---- DATA FOR PROCESSING
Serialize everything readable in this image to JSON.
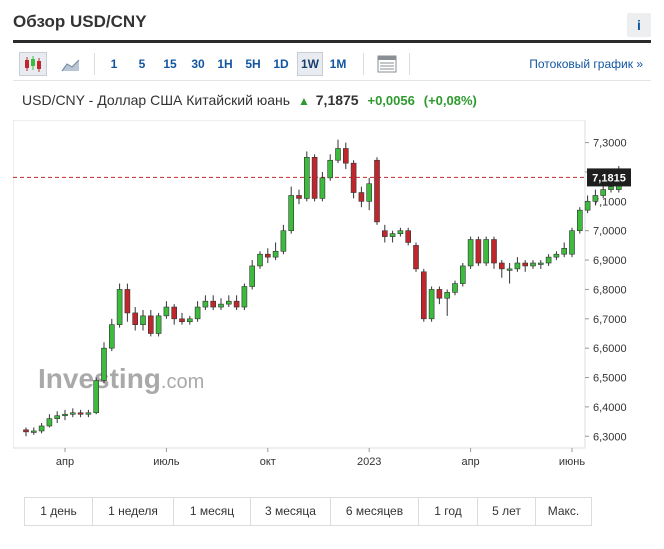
{
  "header": {
    "title": "Обзор USD/CNY",
    "info_label": "i"
  },
  "toolbar": {
    "chart_type_icon": "candlestick-icon",
    "area_icon": "area-chart-icon",
    "intervals": [
      "1",
      "5",
      "15",
      "30",
      "1H",
      "5H",
      "1D",
      "1W",
      "1M"
    ],
    "selected_interval": "1W",
    "settings_icon": "table-icon",
    "stream_label": "Потоковый график »"
  },
  "quote": {
    "instrument": "USD/CNY - Доллар США Китайский юань",
    "direction_icon": "up-arrow-icon",
    "price": "7,1875",
    "change": "+0,0056",
    "change_pct": "(+0,08%)",
    "up_color": "#2e9a2e"
  },
  "ranges": [
    "1 день",
    "1 неделя",
    "1 месяц",
    "3 месяца",
    "6 месяцев",
    "1 год",
    "5 лет",
    "Макс."
  ],
  "chart_data": {
    "type": "candlestick",
    "watermark": {
      "brand": "Investing",
      "suffix": ".com"
    },
    "ylim": [
      6.26,
      7.36
    ],
    "yticks": [
      6.3,
      6.4,
      6.5,
      6.6,
      6.7,
      6.8,
      6.9,
      7.0,
      7.1,
      7.2,
      7.3
    ],
    "ytick_labels": [
      "6,3000",
      "6,4000",
      "6,5000",
      "6,6000",
      "6,7000",
      "6,8000",
      "6,9000",
      "7,0000",
      "7,1000",
      "7,2000",
      "7,3000"
    ],
    "xticks": [
      {
        "index": 5,
        "label": "апр"
      },
      {
        "index": 18,
        "label": "июль"
      },
      {
        "index": 31,
        "label": "окт"
      },
      {
        "index": 44,
        "label": "2023"
      },
      {
        "index": 57,
        "label": "апр"
      },
      {
        "index": 70,
        "label": "июнь"
      }
    ],
    "last_price": 7.1815,
    "last_price_label": "7,1815",
    "up_color": "#3dbb3d",
    "down_color": "#c0272d",
    "candles": [
      [
        6.322,
        6.315,
        6.33,
        6.3
      ],
      [
        6.315,
        6.318,
        6.33,
        6.305
      ],
      [
        6.318,
        6.335,
        6.345,
        6.31
      ],
      [
        6.335,
        6.36,
        6.375,
        6.33
      ],
      [
        6.36,
        6.37,
        6.385,
        6.345
      ],
      [
        6.37,
        6.375,
        6.39,
        6.355
      ],
      [
        6.375,
        6.38,
        6.395,
        6.365
      ],
      [
        6.38,
        6.375,
        6.39,
        6.365
      ],
      [
        6.375,
        6.38,
        6.39,
        6.365
      ],
      [
        6.38,
        6.49,
        6.5,
        6.375
      ],
      [
        6.49,
        6.6,
        6.62,
        6.48
      ],
      [
        6.6,
        6.68,
        6.7,
        6.59
      ],
      [
        6.68,
        6.8,
        6.82,
        6.67
      ],
      [
        6.8,
        6.72,
        6.82,
        6.69
      ],
      [
        6.72,
        6.68,
        6.74,
        6.66
      ],
      [
        6.68,
        6.71,
        6.73,
        6.66
      ],
      [
        6.71,
        6.65,
        6.73,
        6.64
      ],
      [
        6.65,
        6.71,
        6.72,
        6.64
      ],
      [
        6.71,
        6.74,
        6.76,
        6.7
      ],
      [
        6.74,
        6.7,
        6.75,
        6.68
      ],
      [
        6.7,
        6.69,
        6.72,
        6.68
      ],
      [
        6.69,
        6.7,
        6.71,
        6.68
      ],
      [
        6.7,
        6.74,
        6.76,
        6.69
      ],
      [
        6.74,
        6.76,
        6.78,
        6.73
      ],
      [
        6.76,
        6.74,
        6.78,
        6.73
      ],
      [
        6.74,
        6.75,
        6.77,
        6.73
      ],
      [
        6.75,
        6.76,
        6.78,
        6.74
      ],
      [
        6.76,
        6.74,
        6.78,
        6.73
      ],
      [
        6.74,
        6.81,
        6.82,
        6.73
      ],
      [
        6.81,
        6.88,
        6.9,
        6.8
      ],
      [
        6.88,
        6.92,
        6.93,
        6.87
      ],
      [
        6.92,
        6.91,
        6.94,
        6.89
      ],
      [
        6.91,
        6.93,
        6.96,
        6.9
      ],
      [
        6.93,
        7.0,
        7.02,
        6.92
      ],
      [
        7.0,
        7.12,
        7.15,
        6.99
      ],
      [
        7.12,
        7.11,
        7.14,
        7.09
      ],
      [
        7.11,
        7.25,
        7.27,
        7.1
      ],
      [
        7.25,
        7.11,
        7.26,
        7.1
      ],
      [
        7.11,
        7.18,
        7.2,
        7.1
      ],
      [
        7.18,
        7.24,
        7.26,
        7.17
      ],
      [
        7.24,
        7.28,
        7.31,
        7.23
      ],
      [
        7.28,
        7.23,
        7.3,
        7.21
      ],
      [
        7.23,
        7.13,
        7.24,
        7.11
      ],
      [
        7.13,
        7.1,
        7.15,
        7.08
      ],
      [
        7.1,
        7.16,
        7.18,
        7.07
      ],
      [
        7.24,
        7.03,
        7.25,
        7.02
      ],
      [
        7.0,
        6.98,
        7.02,
        6.96
      ],
      [
        6.98,
        6.99,
        7.0,
        6.96
      ],
      [
        6.99,
        7.0,
        7.01,
        6.98
      ],
      [
        7.0,
        6.96,
        7.01,
        6.95
      ],
      [
        6.95,
        6.87,
        6.96,
        6.86
      ],
      [
        6.86,
        6.7,
        6.87,
        6.69
      ],
      [
        6.7,
        6.8,
        6.81,
        6.69
      ],
      [
        6.8,
        6.77,
        6.81,
        6.75
      ],
      [
        6.77,
        6.79,
        6.8,
        6.71
      ],
      [
        6.79,
        6.82,
        6.83,
        6.78
      ],
      [
        6.82,
        6.88,
        6.89,
        6.81
      ],
      [
        6.88,
        6.97,
        6.98,
        6.87
      ],
      [
        6.97,
        6.89,
        6.98,
        6.88
      ],
      [
        6.89,
        6.97,
        6.98,
        6.88
      ],
      [
        6.97,
        6.89,
        6.98,
        6.87
      ],
      [
        6.89,
        6.87,
        6.9,
        6.84
      ],
      [
        6.87,
        6.87,
        6.89,
        6.82
      ],
      [
        6.87,
        6.89,
        6.91,
        6.86
      ],
      [
        6.89,
        6.88,
        6.9,
        6.86
      ],
      [
        6.88,
        6.89,
        6.9,
        6.87
      ],
      [
        6.89,
        6.89,
        6.9,
        6.87
      ],
      [
        6.89,
        6.91,
        6.92,
        6.88
      ],
      [
        6.91,
        6.92,
        6.93,
        6.9
      ],
      [
        6.92,
        6.94,
        6.96,
        6.91
      ],
      [
        6.92,
        7.0,
        7.01,
        6.91
      ],
      [
        7.0,
        7.07,
        7.08,
        6.99
      ],
      [
        7.07,
        7.1,
        7.12,
        7.06
      ],
      [
        7.1,
        7.12,
        7.14,
        7.09
      ],
      [
        7.12,
        7.14,
        7.16,
        7.11
      ],
      [
        7.14,
        7.15,
        7.17,
        7.13
      ],
      [
        7.14,
        7.2,
        7.22,
        7.13
      ]
    ]
  }
}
--------
Transcribe the records above verbatim. Do not carry over any picture.

**RESPONSE:**
Serialize everything readable in this image to JSON.
{
  "header": {
    "title": "Обзор USD/CNY",
    "info_label": "i"
  },
  "toolbar": {
    "chart_type_icon": "candlestick-icon",
    "area_icon": "area-chart-icon",
    "intervals": [
      "1",
      "5",
      "15",
      "30",
      "1H",
      "5H",
      "1D",
      "1W",
      "1M"
    ],
    "selected_interval": "1W",
    "settings_icon": "table-icon",
    "stream_label": "Потоковый график »"
  },
  "quote": {
    "instrument": "USD/CNY - Доллар США Китайский юань",
    "direction_icon": "up-arrow-icon",
    "price": "7,1875",
    "change": "+0,0056",
    "change_pct": "(+0,08%)",
    "up_color": "#2e9a2e"
  },
  "ranges": [
    "1 день",
    "1 неделя",
    "1 месяц",
    "3 месяца",
    "6 месяцев",
    "1 год",
    "5 лет",
    "Макс."
  ],
  "chart_data": {
    "type": "candlestick",
    "watermark": {
      "brand": "Investing",
      "suffix": ".com"
    },
    "ylim": [
      6.26,
      7.36
    ],
    "yticks": [
      6.3,
      6.4,
      6.5,
      6.6,
      6.7,
      6.8,
      6.9,
      7.0,
      7.1,
      7.2,
      7.3
    ],
    "ytick_labels": [
      "6,3000",
      "6,4000",
      "6,5000",
      "6,6000",
      "6,7000",
      "6,8000",
      "6,9000",
      "7,0000",
      "7,1000",
      "7,2000",
      "7,3000"
    ],
    "xticks": [
      {
        "index": 5,
        "label": "апр"
      },
      {
        "index": 18,
        "label": "июль"
      },
      {
        "index": 31,
        "label": "окт"
      },
      {
        "index": 44,
        "label": "2023"
      },
      {
        "index": 57,
        "label": "апр"
      },
      {
        "index": 70,
        "label": "июнь"
      }
    ],
    "last_price": 7.1815,
    "last_price_label": "7,1815",
    "up_color": "#3dbb3d",
    "down_color": "#c0272d",
    "candles": [
      [
        6.322,
        6.315,
        6.33,
        6.3
      ],
      [
        6.315,
        6.318,
        6.33,
        6.305
      ],
      [
        6.318,
        6.335,
        6.345,
        6.31
      ],
      [
        6.335,
        6.36,
        6.375,
        6.33
      ],
      [
        6.36,
        6.37,
        6.385,
        6.345
      ],
      [
        6.37,
        6.375,
        6.39,
        6.355
      ],
      [
        6.375,
        6.38,
        6.395,
        6.365
      ],
      [
        6.38,
        6.375,
        6.39,
        6.365
      ],
      [
        6.375,
        6.38,
        6.39,
        6.365
      ],
      [
        6.38,
        6.49,
        6.5,
        6.375
      ],
      [
        6.49,
        6.6,
        6.62,
        6.48
      ],
      [
        6.6,
        6.68,
        6.7,
        6.59
      ],
      [
        6.68,
        6.8,
        6.82,
        6.67
      ],
      [
        6.8,
        6.72,
        6.82,
        6.69
      ],
      [
        6.72,
        6.68,
        6.74,
        6.66
      ],
      [
        6.68,
        6.71,
        6.73,
        6.66
      ],
      [
        6.71,
        6.65,
        6.73,
        6.64
      ],
      [
        6.65,
        6.71,
        6.72,
        6.64
      ],
      [
        6.71,
        6.74,
        6.76,
        6.7
      ],
      [
        6.74,
        6.7,
        6.75,
        6.68
      ],
      [
        6.7,
        6.69,
        6.72,
        6.68
      ],
      [
        6.69,
        6.7,
        6.71,
        6.68
      ],
      [
        6.7,
        6.74,
        6.76,
        6.69
      ],
      [
        6.74,
        6.76,
        6.78,
        6.73
      ],
      [
        6.76,
        6.74,
        6.78,
        6.73
      ],
      [
        6.74,
        6.75,
        6.77,
        6.73
      ],
      [
        6.75,
        6.76,
        6.78,
        6.74
      ],
      [
        6.76,
        6.74,
        6.78,
        6.73
      ],
      [
        6.74,
        6.81,
        6.82,
        6.73
      ],
      [
        6.81,
        6.88,
        6.9,
        6.8
      ],
      [
        6.88,
        6.92,
        6.93,
        6.87
      ],
      [
        6.92,
        6.91,
        6.94,
        6.89
      ],
      [
        6.91,
        6.93,
        6.96,
        6.9
      ],
      [
        6.93,
        7.0,
        7.02,
        6.92
      ],
      [
        7.0,
        7.12,
        7.15,
        6.99
      ],
      [
        7.12,
        7.11,
        7.14,
        7.09
      ],
      [
        7.11,
        7.25,
        7.27,
        7.1
      ],
      [
        7.25,
        7.11,
        7.26,
        7.1
      ],
      [
        7.11,
        7.18,
        7.2,
        7.1
      ],
      [
        7.18,
        7.24,
        7.26,
        7.17
      ],
      [
        7.24,
        7.28,
        7.31,
        7.23
      ],
      [
        7.28,
        7.23,
        7.3,
        7.21
      ],
      [
        7.23,
        7.13,
        7.24,
        7.11
      ],
      [
        7.13,
        7.1,
        7.15,
        7.08
      ],
      [
        7.1,
        7.16,
        7.18,
        7.07
      ],
      [
        7.24,
        7.03,
        7.25,
        7.02
      ],
      [
        7.0,
        6.98,
        7.02,
        6.96
      ],
      [
        6.98,
        6.99,
        7.0,
        6.96
      ],
      [
        6.99,
        7.0,
        7.01,
        6.98
      ],
      [
        7.0,
        6.96,
        7.01,
        6.95
      ],
      [
        6.95,
        6.87,
        6.96,
        6.86
      ],
      [
        6.86,
        6.7,
        6.87,
        6.69
      ],
      [
        6.7,
        6.8,
        6.81,
        6.69
      ],
      [
        6.8,
        6.77,
        6.81,
        6.75
      ],
      [
        6.77,
        6.79,
        6.8,
        6.71
      ],
      [
        6.79,
        6.82,
        6.83,
        6.78
      ],
      [
        6.82,
        6.88,
        6.89,
        6.81
      ],
      [
        6.88,
        6.97,
        6.98,
        6.87
      ],
      [
        6.97,
        6.89,
        6.98,
        6.88
      ],
      [
        6.89,
        6.97,
        6.98,
        6.88
      ],
      [
        6.97,
        6.89,
        6.98,
        6.87
      ],
      [
        6.89,
        6.87,
        6.9,
        6.84
      ],
      [
        6.87,
        6.87,
        6.89,
        6.82
      ],
      [
        6.87,
        6.89,
        6.91,
        6.86
      ],
      [
        6.89,
        6.88,
        6.9,
        6.86
      ],
      [
        6.88,
        6.89,
        6.9,
        6.87
      ],
      [
        6.89,
        6.89,
        6.9,
        6.87
      ],
      [
        6.89,
        6.91,
        6.92,
        6.88
      ],
      [
        6.91,
        6.92,
        6.93,
        6.9
      ],
      [
        6.92,
        6.94,
        6.96,
        6.91
      ],
      [
        6.92,
        7.0,
        7.01,
        6.91
      ],
      [
        7.0,
        7.07,
        7.08,
        6.99
      ],
      [
        7.07,
        7.1,
        7.12,
        7.06
      ],
      [
        7.1,
        7.12,
        7.14,
        7.09
      ],
      [
        7.12,
        7.14,
        7.16,
        7.11
      ],
      [
        7.14,
        7.15,
        7.17,
        7.13
      ],
      [
        7.14,
        7.2,
        7.22,
        7.13
      ]
    ]
  }
}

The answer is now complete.